Exercise aim - Exactly as written, please set down all of the entries again, with no pictures.

Extracted data -
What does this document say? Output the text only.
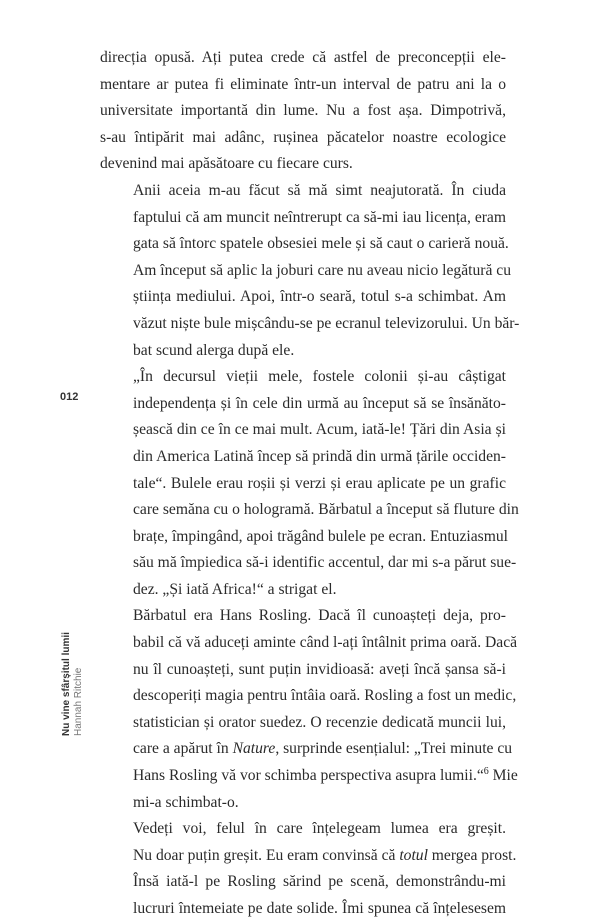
012
Nu vine sfârșitul lumii Hannah Ritchie

direcția opusă. Ați putea crede că astfel de preconcepții ele-
mentare ar putea fi eliminate într-un interval de patru ani la o
universitate importantă din lume. Nu a fost așa. Dimpotrivă,
s-au întipărit mai adânc, rușinea păcatelor noastre ecologice
devenind mai apăsătoare cu fiecare curs.

Anii aceia m-au făcut să mă simt neajutorată. În ciuda
faptului că am muncit neîntrerupt ca să-mi iau licența, eram
gata să întorc spatele obsesiei mele și să caut o carieră nouă.
Am început să aplic la joburi care nu aveau nicio legătură cu
știința mediului. Apoi, într-o seară, totul s-a schimbat. Am
văzut niște bule mișcându-se pe ecranul televizorului. Un băr-
bat scund alerga după ele.

„În decursul vieții mele, fostele colonii și-au câștigat
independența și în cele din urmă au început să se însănăto-
șească din ce în ce mai mult. Acum, iată-le! Țări din Asia și
din America Latină încep să prindă din urmă țările occiden-
tale“. Bulele erau roșii și verzi și erau aplicate pe un grafic
care semăna cu o hologramă. Bărbatul a început să fluture din
brațe, împingând, apoi trăgând bulele pe ecran. Entuziasmul
său mă împiedica să-i identific accentul, dar mi s-a părut sue-
dez. „Și iată Africa!“ a strigat el.

Bărbatul era Hans Rosling. Dacă îl cunoașteți deja, pro-
babil că vă aduceți aminte când l-ați întâlnit prima oară. Dacă
nu îl cunoașteți, sunt puțin invidioasă: aveți încă șansa să-i
descoperiți magia pentru întâia oară. Rosling a fost un medic,
statistician și orator suedez. O recenzie dedicată muncii lui,
care a apărut în Nature, surprinde esențialul: „Trei minute cu
Hans Rosling vă vor schimba perspectiva asupra lumii.“$^6$ Mie
mi-a schimbat-o.

Vedeți voi, felul în care înțelegeam lumea era greșit.
Nu doar puțin greșit. Eu eram convinsă că totul mergea prost.
Însă iată-l pe Rosling sărind pe scenă, demonstrându-mi
lucruri întemeiate pe date solide. Îmi spunea că înțelesesem
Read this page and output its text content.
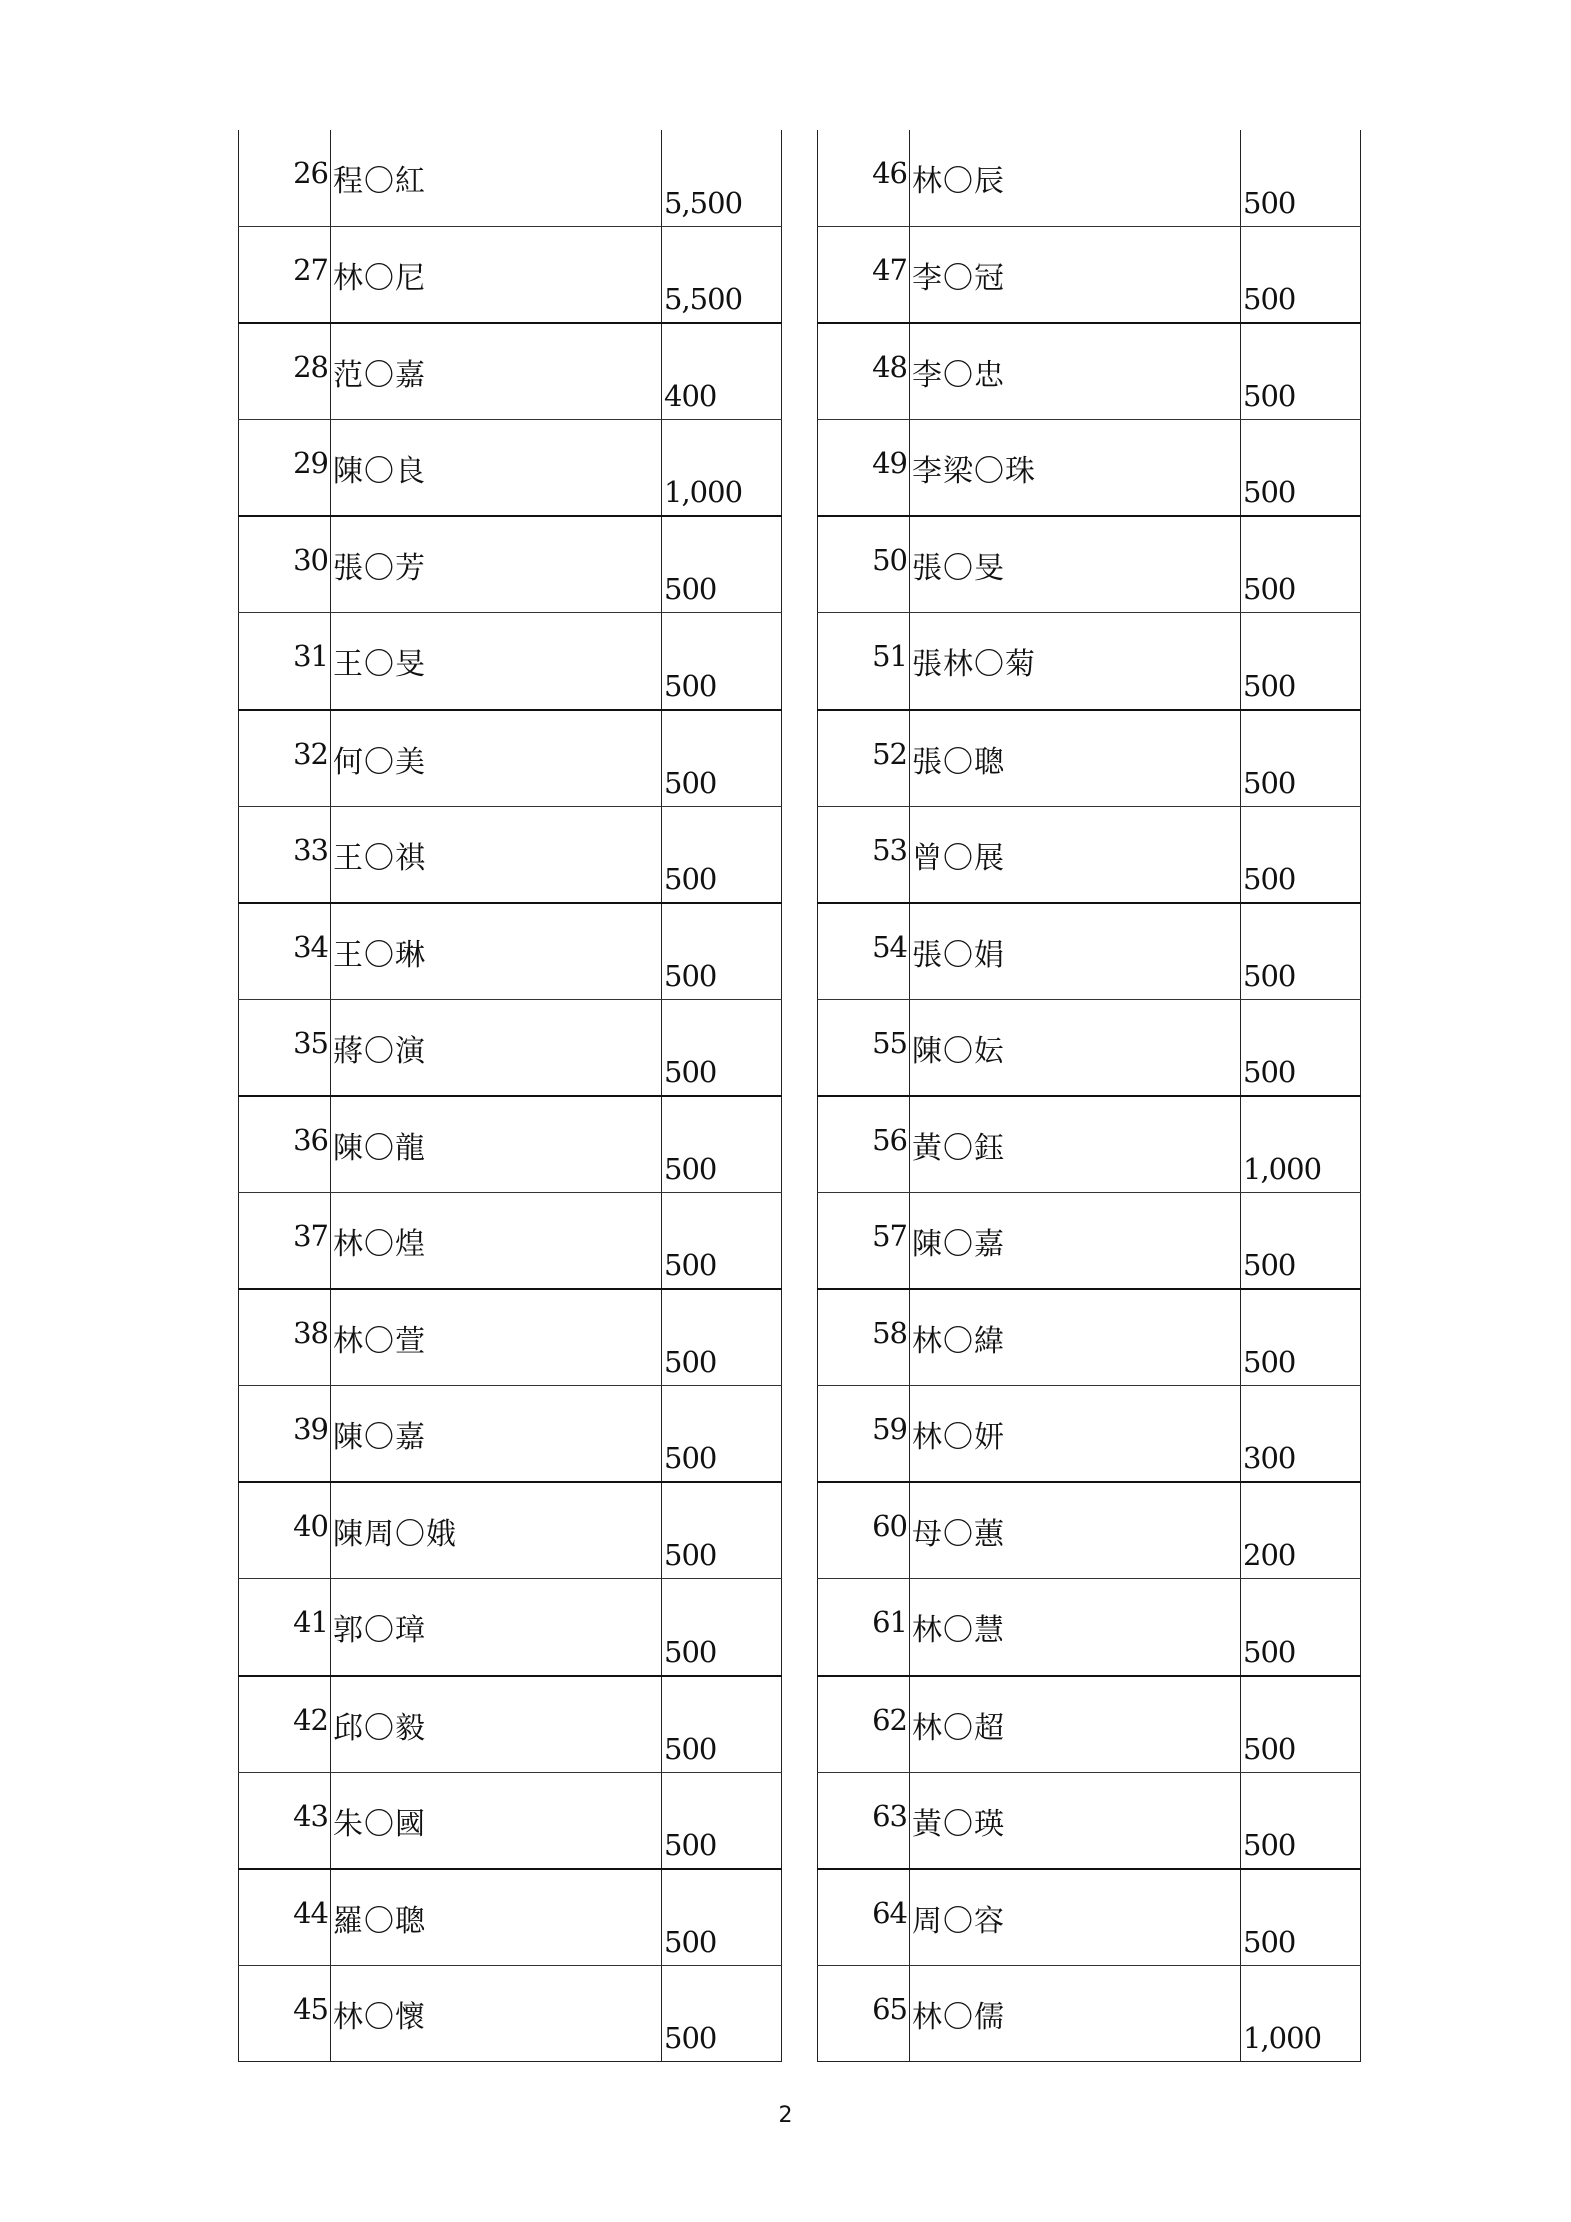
26	程〇紅	5,500

27	林〇尼	5,500

28	范〇嘉	400

29	陳〇良	1,000

30	張〇芳	500

31	王〇旻	500

32	何〇美	500

33	王〇祺	500

34	王〇琳	500

35	蔣〇演	500

36	陳〇龍	500

37	林〇煌	500

38	林〇萱	500

39	陳〇嘉	500

40	陳周〇娥	500

41	郭〇璋	500

42	邱〇毅	500

43	朱〇國	500

44	羅〇聰	500

45	林〇懷	500
46	林〇辰	500

47	李〇冠	500

48	李〇忠	500

49	李梁〇珠	500

50	張〇旻	500

51	張林〇菊	500

52	張〇聰	500

53	曾〇展	500

54	張〇娟	500

55	陳〇妘	500

56	黃〇鈺	1,000

57	陳〇嘉	500

58	林〇緯	500

59	林〇妍	300

60	母〇蕙	200

61	林〇慧	500

62	林〇超	500

63	黃〇瑛	500

64	周〇容	500

65	林〇儒	1,000
2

Written reply -
What does this document say? Output the text only.
012
Nu vine sfârșitul lumii Hannah Ritchie

direcția opusă. Ați putea crede că astfel de preconcepții ele-
mentare ar putea fi eliminate într-un interval de patru ani la o
universitate importantă din lume. Nu a fost așa. Dimpotrivă,
s-au întipărit mai adânc, rușinea păcatelor noastre ecologice
devenind mai apăsătoare cu fiecare curs.

Anii aceia m-au făcut să mă simt neajutorată. În ciuda
faptului că am muncit neîntrerupt ca să-mi iau licența, eram
gata să întorc spatele obsesiei mele și să caut o carieră nouă.
Am început să aplic la joburi care nu aveau nicio legătură cu
știința mediului. Apoi, într-o seară, totul s-a schimbat. Am
văzut niște bule mișcându-se pe ecranul televizorului. Un băr-
bat scund alerga după ele.

„În decursul vieții mele, fostele colonii și-au câștigat
independența și în cele din urmă au început să se însănăto-
șească din ce în ce mai mult. Acum, iată-le! Țări din Asia și
din America Latină încep să prindă din urmă țările occiden-
tale“. Bulele erau roșii și verzi și erau aplicate pe un grafic
care semăna cu o hologramă. Bărbatul a început să fluture din
brațe, împingând, apoi trăgând bulele pe ecran. Entuziasmul
său mă împiedica să-i identific accentul, dar mi s-a părut sue-
dez. „Și iată Africa!“ a strigat el.

Bărbatul era Hans Rosling. Dacă îl cunoașteți deja, pro-
babil că vă aduceți aminte când l-ați întâlnit prima oară. Dacă
nu îl cunoașteți, sunt puțin invidioasă: aveți încă șansa să-i
descoperiți magia pentru întâia oară. Rosling a fost un medic,
statistician și orator suedez. O recenzie dedicată muncii lui,
care a apărut în Nature, surprinde esențialul: „Trei minute cu
Hans Rosling vă vor schimba perspectiva asupra lumii.“$^6$ Mie
mi-a schimbat-o.

Vedeți voi, felul în care înțelegeam lumea era greșit.
Nu doar puțin greșit. Eu eram convinsă că totul mergea prost.
Însă iată-l pe Rosling sărind pe scenă, demonstrându-mi
lucruri întemeiate pe date solide. Îmi spunea că înțelesesem
Read this page and output its text content.
26	程〇紅	5,500

27	林〇尼	5,500

28	范〇嘉	400

29	陳〇良	1,000

30	張〇芳	500

31	王〇旻	500

32	何〇美	500

33	王〇祺	500

34	王〇琳	500

35	蔣〇演	500

36	陳〇龍	500

37	林〇煌	500

38	林〇萱	500

39	陳〇嘉	500

40	陳周〇娥	500

41	郭〇璋	500

42	邱〇毅	500

43	朱〇國	500

44	羅〇聰	500

45	林〇懷	500
46	林〇辰	500

47	李〇冠	500

48	李〇忠	500

49	李梁〇珠	500

50	張〇旻	500

51	張林〇菊	500

52	張〇聰	500

53	曾〇展	500

54	張〇娟	500

55	陳〇妘	500

56	黃〇鈺	1,000

57	陳〇嘉	500

58	林〇緯	500

59	林〇妍	300

60	母〇蕙	200

61	林〇慧	500

62	林〇超	500

63	黃〇瑛	500

64	周〇容	500

65	林〇儒	1,000
2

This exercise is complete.